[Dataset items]
################

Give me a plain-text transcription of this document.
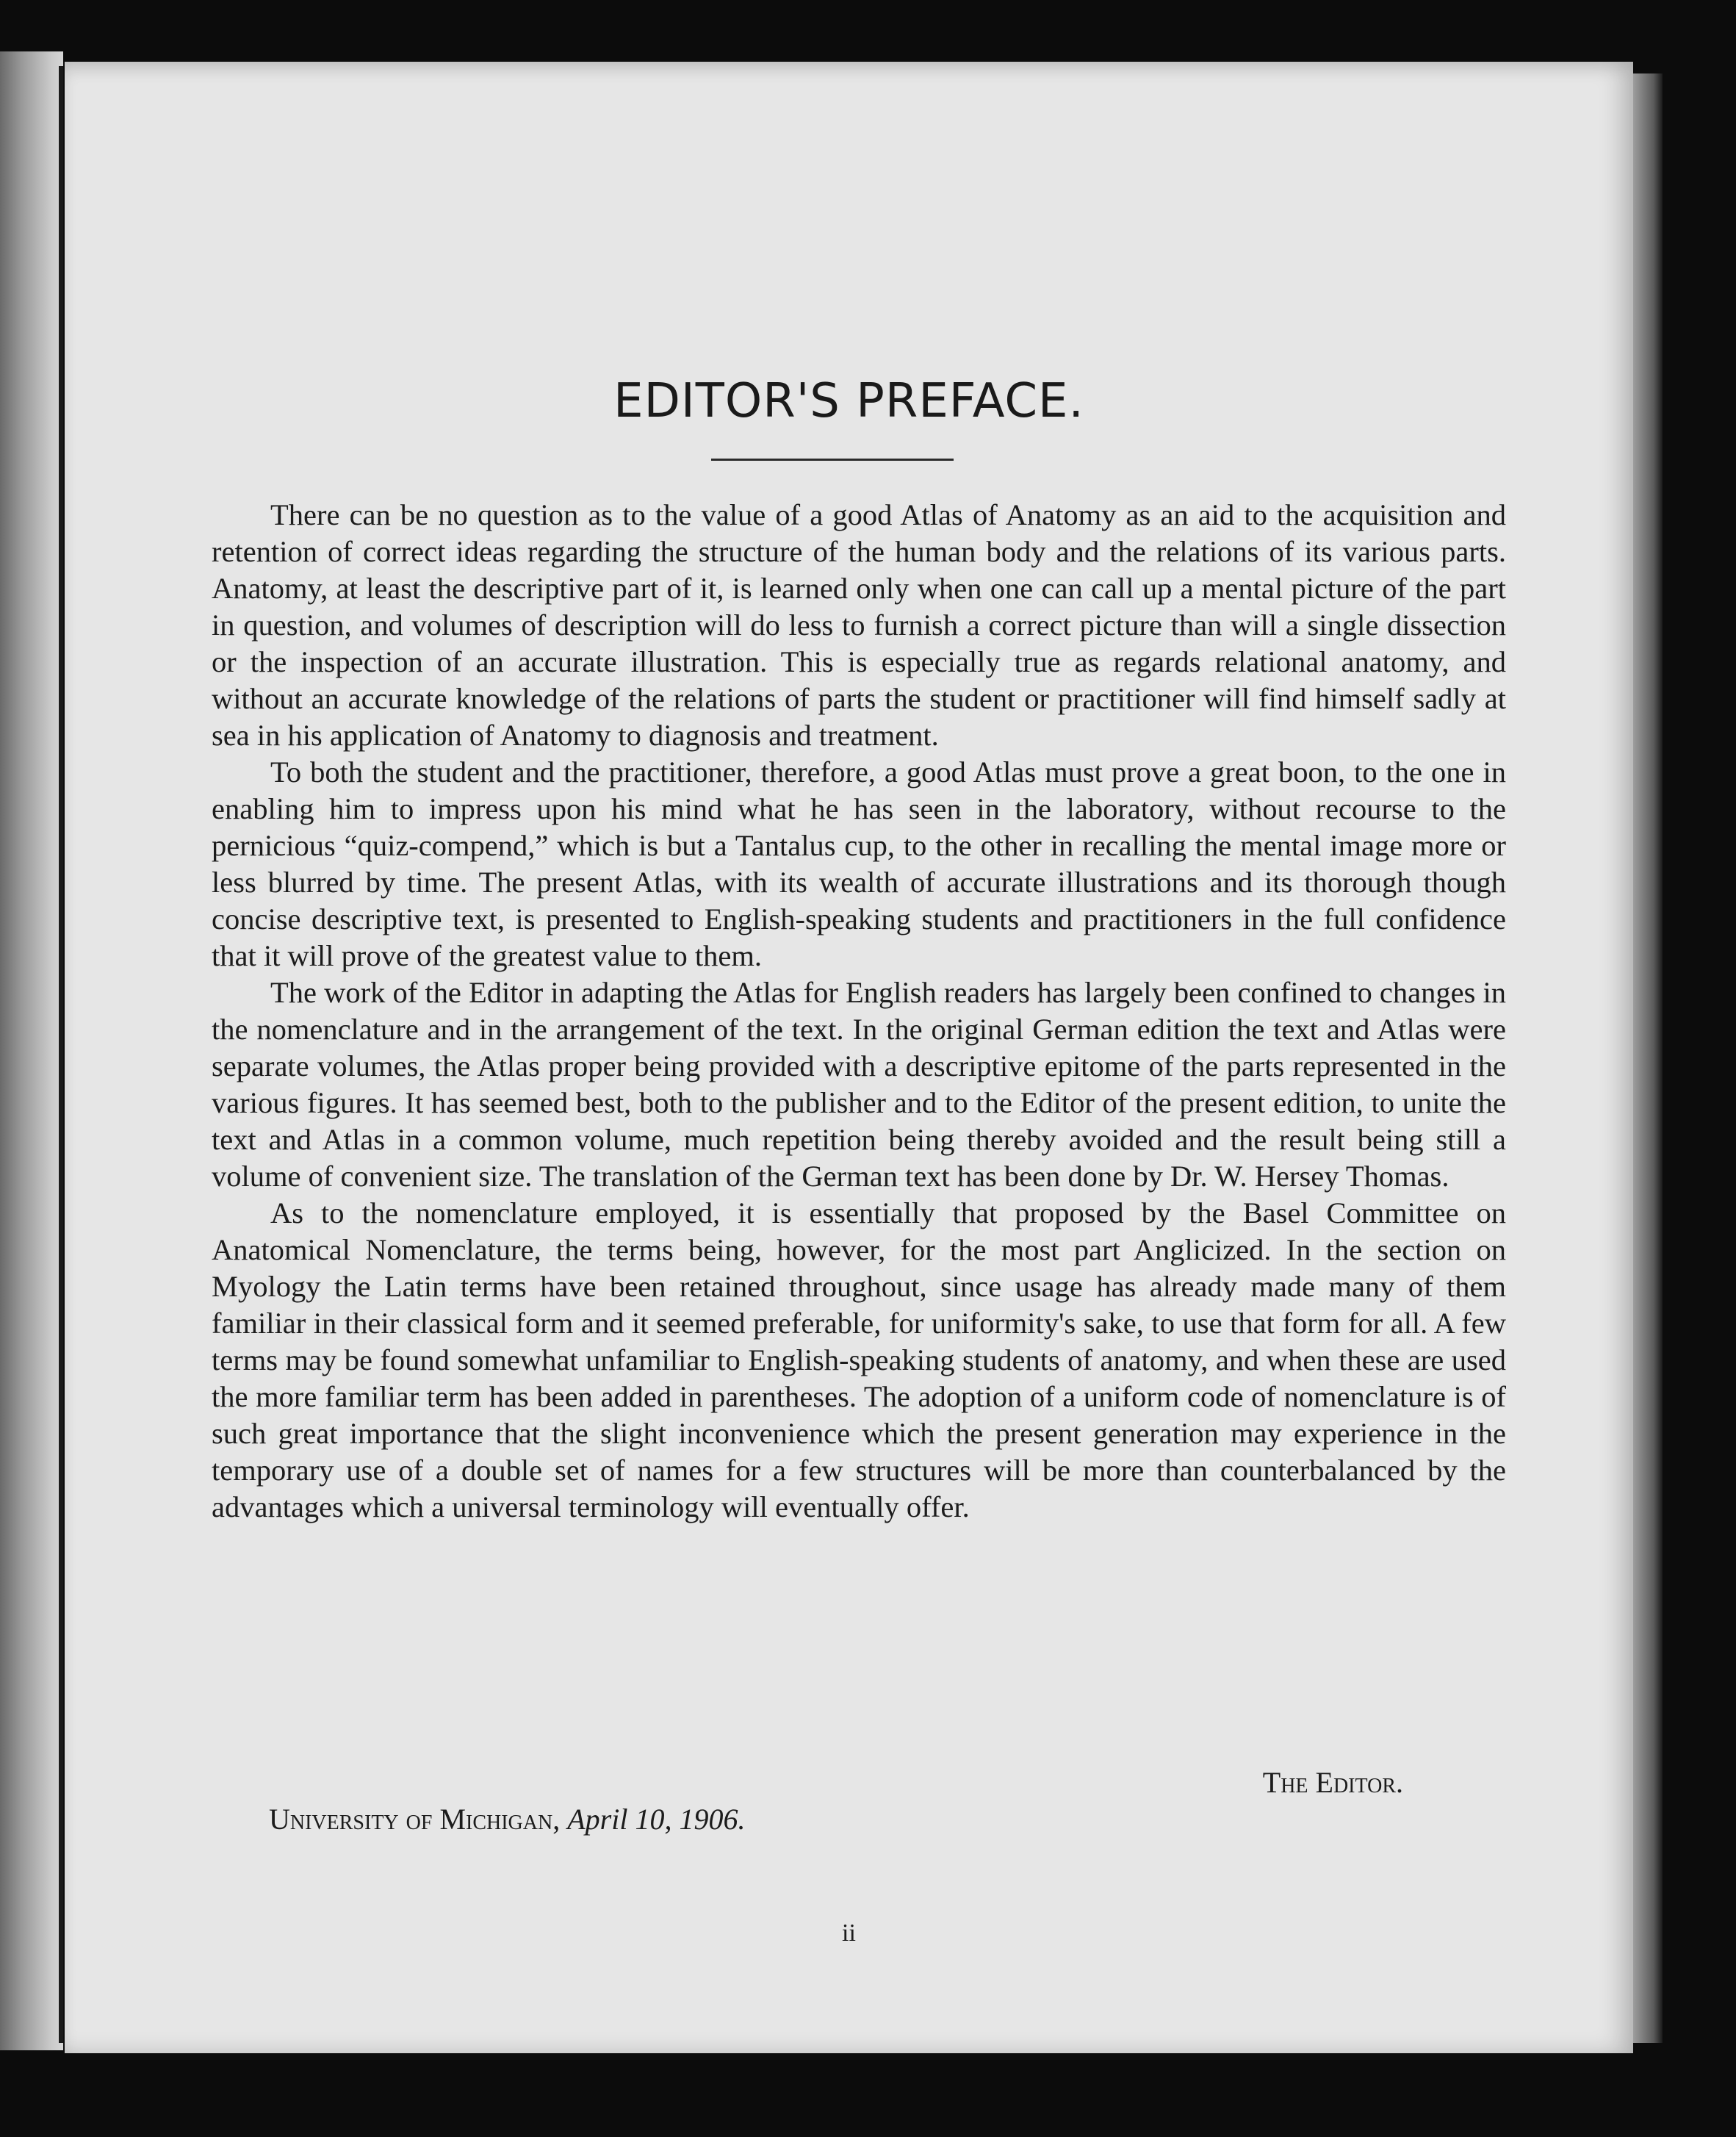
EDITOR'S PREFACE.

There can be no question as to the value of a good Atlas of Anatomy as an aid to the acquisition and retention of correct ideas regarding the structure of the human body and the relations of its various parts. Anatomy, at least the descriptive part of it, is learned only when one can call up a mental picture of the part in question, and volumes of description will do less to furnish a correct picture than will a single dissection or the inspection of an accurate illustration. This is especially true as regards relational anatomy, and without an accurate knowledge of the relations of parts the student or practitioner will find himself sadly at sea in his application of Anatomy to diagnosis and treatment.

To both the student and the practitioner, therefore, a good Atlas must prove a great boon, to the one in enabling him to impress upon his mind what he has seen in the laboratory, without recourse to the pernicious “quiz-compend,” which is but a Tantalus cup, to the other in recalling the mental image more or less blurred by time. The present Atlas, with its wealth of accurate illustrations and its thorough though concise descriptive text, is presented to English-speaking students and practitioners in the full confidence that it will prove of the greatest value to them.

The work of the Editor in adapting the Atlas for English readers has largely been confined to changes in the nomenclature and in the arrangement of the text. In the original German edition the text and Atlas were separate volumes, the Atlas proper being provided with a descriptive epitome of the parts represented in the various figures. It has seemed best, both to the publisher and to the Editor of the present edition, to unite the text and Atlas in a common volume, much repetition being thereby avoided and the result being still a volume of convenient size. The translation of the German text has been done by Dr. W. Hersey Thomas.

As to the nomenclature employed, it is essentially that proposed by the Basel Committee on Anatomical Nomenclature, the terms being, however, for the most part Anglicized. In the section on Myology the Latin terms have been retained throughout, since usage has already made many of them familiar in their classical form and it seemed preferable, for uniformity's sake, to use that form for all. A few terms may be found somewhat unfamiliar to English-speaking students of anatomy, and when these are used the more familiar term has been added in parentheses. The adoption of a uniform code of nomenclature is of such great importance that the slight inconvenience which the present generation may experience in the temporary use of a double set of names for a few structures will be more than counterbalanced by the advantages which a universal terminology will eventually offer.

The Editor.
University of Michigan, April 10, 1906.
ii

################

### Exercise directions
Transcribe all of the material exactly, leaving out whatever pictures it contains.

### Solved problem
Give me a plain-text transcription of this document.
EDITOR'S PREFACE.

There can be no question as to the value of a good Atlas of Anatomy as an aid to the acquisition and retention of correct ideas regarding the structure of the human body and the relations of its various parts. Anatomy, at least the descriptive part of it, is learned only when one can call up a mental picture of the part in question, and volumes of description will do less to furnish a correct picture than will a single dissection or the inspection of an accurate illustration. This is especially true as regards relational anatomy, and without an accurate knowledge of the relations of parts the student or practitioner will find himself sadly at sea in his application of Anatomy to diagnosis and treatment.

To both the student and the practitioner, therefore, a good Atlas must prove a great boon, to the one in enabling him to impress upon his mind what he has seen in the laboratory, without recourse to the pernicious “quiz-compend,” which is but a Tantalus cup, to the other in recalling the mental image more or less blurred by time. The present Atlas, with its wealth of accurate illustrations and its thorough though concise descriptive text, is presented to English-speaking students and practitioners in the full confidence that it will prove of the greatest value to them.

The work of the Editor in adapting the Atlas for English readers has largely been confined to changes in the nomenclature and in the arrangement of the text. In the original German edition the text and Atlas were separate volumes, the Atlas proper being provided with a descriptive epitome of the parts represented in the various figures. It has seemed best, both to the publisher and to the Editor of the present edition, to unite the text and Atlas in a common volume, much repetition being thereby avoided and the result being still a volume of convenient size. The translation of the German text has been done by Dr. W. Hersey Thomas.

As to the nomenclature employed, it is essentially that proposed by the Basel Committee on Anatomical Nomenclature, the terms being, however, for the most part Anglicized. In the section on Myology the Latin terms have been retained throughout, since usage has already made many of them familiar in their classical form and it seemed preferable, for uniformity's sake, to use that form for all. A few terms may be found somewhat unfamiliar to English-speaking students of anatomy, and when these are used the more familiar term has been added in parentheses. The adoption of a uniform code of nomenclature is of such great importance that the slight inconvenience which the present generation may experience in the temporary use of a double set of names for a few structures will be more than counterbalanced by the advantages which a universal terminology will eventually offer.

The Editor.
University of Michigan, April 10, 1906.
ii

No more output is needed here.